### Your goal
Find out how many lines of the material contain the string "Déplacer" and give only that figure.

### Record set
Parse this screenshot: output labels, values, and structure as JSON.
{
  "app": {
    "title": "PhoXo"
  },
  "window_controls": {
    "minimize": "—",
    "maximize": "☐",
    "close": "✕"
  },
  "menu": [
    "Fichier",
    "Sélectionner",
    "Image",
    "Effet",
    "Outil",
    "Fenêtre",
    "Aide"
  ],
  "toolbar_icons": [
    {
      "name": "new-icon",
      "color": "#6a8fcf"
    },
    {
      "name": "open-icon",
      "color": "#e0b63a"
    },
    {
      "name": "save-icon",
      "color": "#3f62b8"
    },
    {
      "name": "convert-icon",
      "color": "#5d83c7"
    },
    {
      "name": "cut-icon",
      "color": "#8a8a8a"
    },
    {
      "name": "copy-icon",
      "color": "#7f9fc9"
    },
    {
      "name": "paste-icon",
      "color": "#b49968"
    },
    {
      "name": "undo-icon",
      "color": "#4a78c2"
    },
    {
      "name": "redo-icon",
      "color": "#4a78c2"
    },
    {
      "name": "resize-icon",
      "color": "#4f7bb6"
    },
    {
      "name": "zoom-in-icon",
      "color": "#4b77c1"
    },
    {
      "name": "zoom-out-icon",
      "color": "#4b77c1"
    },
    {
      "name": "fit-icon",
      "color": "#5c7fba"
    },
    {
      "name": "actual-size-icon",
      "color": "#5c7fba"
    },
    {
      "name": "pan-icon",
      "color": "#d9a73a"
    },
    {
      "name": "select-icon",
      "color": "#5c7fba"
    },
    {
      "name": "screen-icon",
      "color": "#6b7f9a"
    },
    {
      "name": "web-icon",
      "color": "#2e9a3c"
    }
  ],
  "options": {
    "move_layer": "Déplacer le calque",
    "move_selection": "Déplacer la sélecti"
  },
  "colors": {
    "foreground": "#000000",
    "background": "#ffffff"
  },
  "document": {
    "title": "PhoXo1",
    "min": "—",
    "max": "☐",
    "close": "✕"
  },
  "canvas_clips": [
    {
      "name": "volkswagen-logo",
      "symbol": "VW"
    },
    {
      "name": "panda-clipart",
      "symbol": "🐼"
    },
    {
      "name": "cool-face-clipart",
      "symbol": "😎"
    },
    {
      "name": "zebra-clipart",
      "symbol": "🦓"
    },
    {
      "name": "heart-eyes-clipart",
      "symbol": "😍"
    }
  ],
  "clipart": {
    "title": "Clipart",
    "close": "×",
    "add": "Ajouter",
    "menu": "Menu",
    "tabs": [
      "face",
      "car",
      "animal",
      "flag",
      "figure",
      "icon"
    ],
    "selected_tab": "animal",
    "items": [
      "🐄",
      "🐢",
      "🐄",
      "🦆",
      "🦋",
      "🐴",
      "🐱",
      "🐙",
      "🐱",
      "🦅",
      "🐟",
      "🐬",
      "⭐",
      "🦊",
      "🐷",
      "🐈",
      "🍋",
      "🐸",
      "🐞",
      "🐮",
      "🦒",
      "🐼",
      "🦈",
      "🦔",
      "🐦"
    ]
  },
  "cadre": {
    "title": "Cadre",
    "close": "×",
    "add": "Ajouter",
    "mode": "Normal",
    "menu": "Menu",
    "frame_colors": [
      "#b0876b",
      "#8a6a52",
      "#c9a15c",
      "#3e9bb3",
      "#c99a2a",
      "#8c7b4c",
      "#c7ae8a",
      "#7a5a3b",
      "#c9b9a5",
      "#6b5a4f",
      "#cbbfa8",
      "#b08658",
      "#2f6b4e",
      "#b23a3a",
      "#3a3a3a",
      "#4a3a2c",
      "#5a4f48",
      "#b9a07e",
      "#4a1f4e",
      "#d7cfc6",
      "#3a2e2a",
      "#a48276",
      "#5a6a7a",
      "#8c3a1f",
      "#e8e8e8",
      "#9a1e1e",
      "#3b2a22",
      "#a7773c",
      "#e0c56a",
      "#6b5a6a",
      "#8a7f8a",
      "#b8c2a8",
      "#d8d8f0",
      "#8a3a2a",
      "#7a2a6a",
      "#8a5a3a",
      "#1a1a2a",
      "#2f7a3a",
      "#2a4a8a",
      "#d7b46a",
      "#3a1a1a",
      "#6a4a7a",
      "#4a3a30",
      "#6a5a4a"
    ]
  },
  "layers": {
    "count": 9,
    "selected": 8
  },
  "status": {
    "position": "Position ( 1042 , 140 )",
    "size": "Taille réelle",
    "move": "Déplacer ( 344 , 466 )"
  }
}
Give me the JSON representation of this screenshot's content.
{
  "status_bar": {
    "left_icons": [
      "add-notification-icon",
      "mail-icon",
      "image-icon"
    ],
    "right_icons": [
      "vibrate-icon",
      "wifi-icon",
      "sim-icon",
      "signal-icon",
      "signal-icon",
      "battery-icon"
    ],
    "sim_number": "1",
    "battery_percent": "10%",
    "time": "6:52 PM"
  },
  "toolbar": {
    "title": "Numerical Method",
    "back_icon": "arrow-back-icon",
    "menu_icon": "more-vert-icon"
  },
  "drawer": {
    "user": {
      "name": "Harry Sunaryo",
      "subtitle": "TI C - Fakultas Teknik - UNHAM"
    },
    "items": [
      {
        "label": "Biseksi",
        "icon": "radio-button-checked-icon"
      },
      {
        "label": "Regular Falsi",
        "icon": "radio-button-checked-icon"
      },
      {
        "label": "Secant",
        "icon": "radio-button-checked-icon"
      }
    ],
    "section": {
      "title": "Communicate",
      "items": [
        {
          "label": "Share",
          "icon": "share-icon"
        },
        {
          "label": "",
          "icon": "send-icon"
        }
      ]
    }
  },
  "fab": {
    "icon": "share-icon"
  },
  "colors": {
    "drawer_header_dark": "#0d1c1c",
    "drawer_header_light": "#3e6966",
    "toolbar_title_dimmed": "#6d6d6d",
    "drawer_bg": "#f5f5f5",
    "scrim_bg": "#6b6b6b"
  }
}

### Solution to the exercise
3